- Sección del documento
▼▼▼

The Objective
Crónicas del caos

Así fue la proclamación del rey Juan Carlos

«¡Qué ojos más tristes tiene Juanito!», exclamó su padre cuando lo vio por televisión desde París

Así fue la proclamación del rey Juan Carlos

Coronación de Juan Carlos I.

En las afueras de París, con la sola compañía de su mujer, doña María de las Mercedes de Borbón, don Juan contempló, el 22 de noviembre de 1975, con más distancia física que personal, la proclamación de su hijo Juan Carlos como Rey de España. Si las crónicas posteriores a este acontecimiento son fieles, el conde de Barcelona realizó este único comentario a lo que estaba viendo por televisión: «¡Qué ojos más tristes tiene Juanito!».

▲▲▲

- Enunciado
Prosigue el texto sobre la proclamación de Juan Carlos como rey de España a partir de la frase final, la del comentario de don Juan.

- Extractos de registros

▼▼▼

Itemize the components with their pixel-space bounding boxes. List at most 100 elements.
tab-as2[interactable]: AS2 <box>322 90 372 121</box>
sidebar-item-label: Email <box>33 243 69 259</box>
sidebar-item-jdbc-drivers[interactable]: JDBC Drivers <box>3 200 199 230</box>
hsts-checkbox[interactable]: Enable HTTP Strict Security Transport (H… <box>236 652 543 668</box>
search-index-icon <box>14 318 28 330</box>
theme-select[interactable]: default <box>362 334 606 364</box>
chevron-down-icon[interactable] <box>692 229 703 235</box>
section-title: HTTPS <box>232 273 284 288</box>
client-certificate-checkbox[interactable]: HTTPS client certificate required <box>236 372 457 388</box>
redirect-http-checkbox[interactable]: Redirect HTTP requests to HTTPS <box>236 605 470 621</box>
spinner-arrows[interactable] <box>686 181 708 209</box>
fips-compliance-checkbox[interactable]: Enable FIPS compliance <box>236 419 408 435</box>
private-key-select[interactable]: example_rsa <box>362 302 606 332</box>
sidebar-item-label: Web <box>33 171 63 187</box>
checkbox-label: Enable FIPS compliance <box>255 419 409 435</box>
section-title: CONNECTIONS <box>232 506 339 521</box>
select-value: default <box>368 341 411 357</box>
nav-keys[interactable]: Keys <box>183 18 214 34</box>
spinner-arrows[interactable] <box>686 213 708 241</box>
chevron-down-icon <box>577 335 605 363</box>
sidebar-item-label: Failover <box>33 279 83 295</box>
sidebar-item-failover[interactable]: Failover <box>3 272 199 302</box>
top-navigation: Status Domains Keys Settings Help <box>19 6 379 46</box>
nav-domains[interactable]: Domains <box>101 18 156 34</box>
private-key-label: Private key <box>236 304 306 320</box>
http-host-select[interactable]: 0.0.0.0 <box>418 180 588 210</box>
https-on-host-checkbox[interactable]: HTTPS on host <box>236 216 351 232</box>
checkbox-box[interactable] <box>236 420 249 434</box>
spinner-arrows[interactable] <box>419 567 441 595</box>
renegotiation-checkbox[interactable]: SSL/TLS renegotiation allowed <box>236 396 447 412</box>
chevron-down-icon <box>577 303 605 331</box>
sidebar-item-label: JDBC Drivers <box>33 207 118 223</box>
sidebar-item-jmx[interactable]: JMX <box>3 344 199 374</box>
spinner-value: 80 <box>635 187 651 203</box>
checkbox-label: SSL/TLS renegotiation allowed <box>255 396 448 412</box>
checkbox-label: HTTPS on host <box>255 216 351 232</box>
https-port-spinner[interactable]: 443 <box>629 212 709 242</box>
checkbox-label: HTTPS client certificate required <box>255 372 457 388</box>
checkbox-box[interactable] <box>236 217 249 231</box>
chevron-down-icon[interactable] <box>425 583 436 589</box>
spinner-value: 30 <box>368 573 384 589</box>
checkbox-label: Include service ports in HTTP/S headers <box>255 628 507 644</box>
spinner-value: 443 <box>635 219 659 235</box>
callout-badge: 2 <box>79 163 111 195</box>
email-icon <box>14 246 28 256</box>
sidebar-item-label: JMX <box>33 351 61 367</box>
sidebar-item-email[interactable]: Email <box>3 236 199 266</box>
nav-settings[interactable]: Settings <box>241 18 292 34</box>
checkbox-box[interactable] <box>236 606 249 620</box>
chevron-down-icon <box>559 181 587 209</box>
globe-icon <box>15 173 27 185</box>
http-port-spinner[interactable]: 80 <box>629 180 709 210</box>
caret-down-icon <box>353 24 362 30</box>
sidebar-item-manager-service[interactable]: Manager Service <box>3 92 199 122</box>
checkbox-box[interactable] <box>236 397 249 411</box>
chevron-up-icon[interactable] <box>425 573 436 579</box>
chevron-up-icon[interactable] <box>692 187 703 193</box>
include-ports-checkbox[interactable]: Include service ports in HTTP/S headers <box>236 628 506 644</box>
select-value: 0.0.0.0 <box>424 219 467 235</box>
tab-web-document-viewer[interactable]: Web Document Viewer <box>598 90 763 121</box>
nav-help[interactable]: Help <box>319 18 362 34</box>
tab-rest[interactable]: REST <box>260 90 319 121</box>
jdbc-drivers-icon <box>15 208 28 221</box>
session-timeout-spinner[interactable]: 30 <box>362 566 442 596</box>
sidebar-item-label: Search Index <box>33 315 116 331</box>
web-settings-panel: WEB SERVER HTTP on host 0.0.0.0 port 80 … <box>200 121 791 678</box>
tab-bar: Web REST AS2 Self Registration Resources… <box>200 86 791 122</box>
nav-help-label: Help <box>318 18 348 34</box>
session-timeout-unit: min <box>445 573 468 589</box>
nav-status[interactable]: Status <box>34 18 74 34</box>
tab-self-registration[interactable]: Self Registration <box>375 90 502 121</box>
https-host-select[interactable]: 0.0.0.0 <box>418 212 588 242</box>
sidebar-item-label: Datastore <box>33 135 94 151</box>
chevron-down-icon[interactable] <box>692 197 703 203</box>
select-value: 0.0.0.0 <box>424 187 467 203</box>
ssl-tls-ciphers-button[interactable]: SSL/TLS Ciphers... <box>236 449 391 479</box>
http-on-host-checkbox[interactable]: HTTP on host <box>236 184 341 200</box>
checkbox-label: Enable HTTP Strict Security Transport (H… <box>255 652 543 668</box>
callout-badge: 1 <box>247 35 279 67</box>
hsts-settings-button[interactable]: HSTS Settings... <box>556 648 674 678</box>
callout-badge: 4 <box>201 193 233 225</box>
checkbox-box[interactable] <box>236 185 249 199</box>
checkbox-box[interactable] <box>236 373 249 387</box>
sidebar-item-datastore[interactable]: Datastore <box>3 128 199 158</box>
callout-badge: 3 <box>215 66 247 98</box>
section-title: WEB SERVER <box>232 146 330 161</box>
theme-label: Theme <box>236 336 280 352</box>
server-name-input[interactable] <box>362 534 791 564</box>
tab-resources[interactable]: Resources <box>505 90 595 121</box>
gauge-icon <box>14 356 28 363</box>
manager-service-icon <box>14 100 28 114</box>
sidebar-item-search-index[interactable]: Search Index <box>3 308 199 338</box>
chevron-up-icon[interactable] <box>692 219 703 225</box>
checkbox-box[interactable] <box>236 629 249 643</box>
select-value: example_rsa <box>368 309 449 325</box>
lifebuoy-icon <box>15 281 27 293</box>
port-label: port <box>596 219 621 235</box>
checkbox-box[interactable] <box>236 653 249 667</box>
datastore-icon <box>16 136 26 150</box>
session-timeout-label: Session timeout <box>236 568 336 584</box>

▲▲▲

- Respuesta al ejercicio
Sin embargo, un estrecho compromisario del entonces jefe de la Casa Real española diría más tarde: «En las monarquías, también en la nuestra, abundan las veces en que el hijo se sobrepone a los designios del padre o del hermano». Cierto: el hermano de Fernando VII, Carlos María Isidro, quiso expulsarlo del trono; más tarde, ya en el siglo XX, el propio don Juan pasó por encima de la primogenitura de su hermano, el infante sordomudo don Jaime; ya a final del siglo pasado, don Juan Carlos aceptó la encomienda de Franco y ha sido rey apartando a su propio padre de la Corona. Es decir: la monarquía entiende bastante poco de lazos familiares; la permanencia de la dinastía y de la misma institución es más relevante que la figura que la encarna.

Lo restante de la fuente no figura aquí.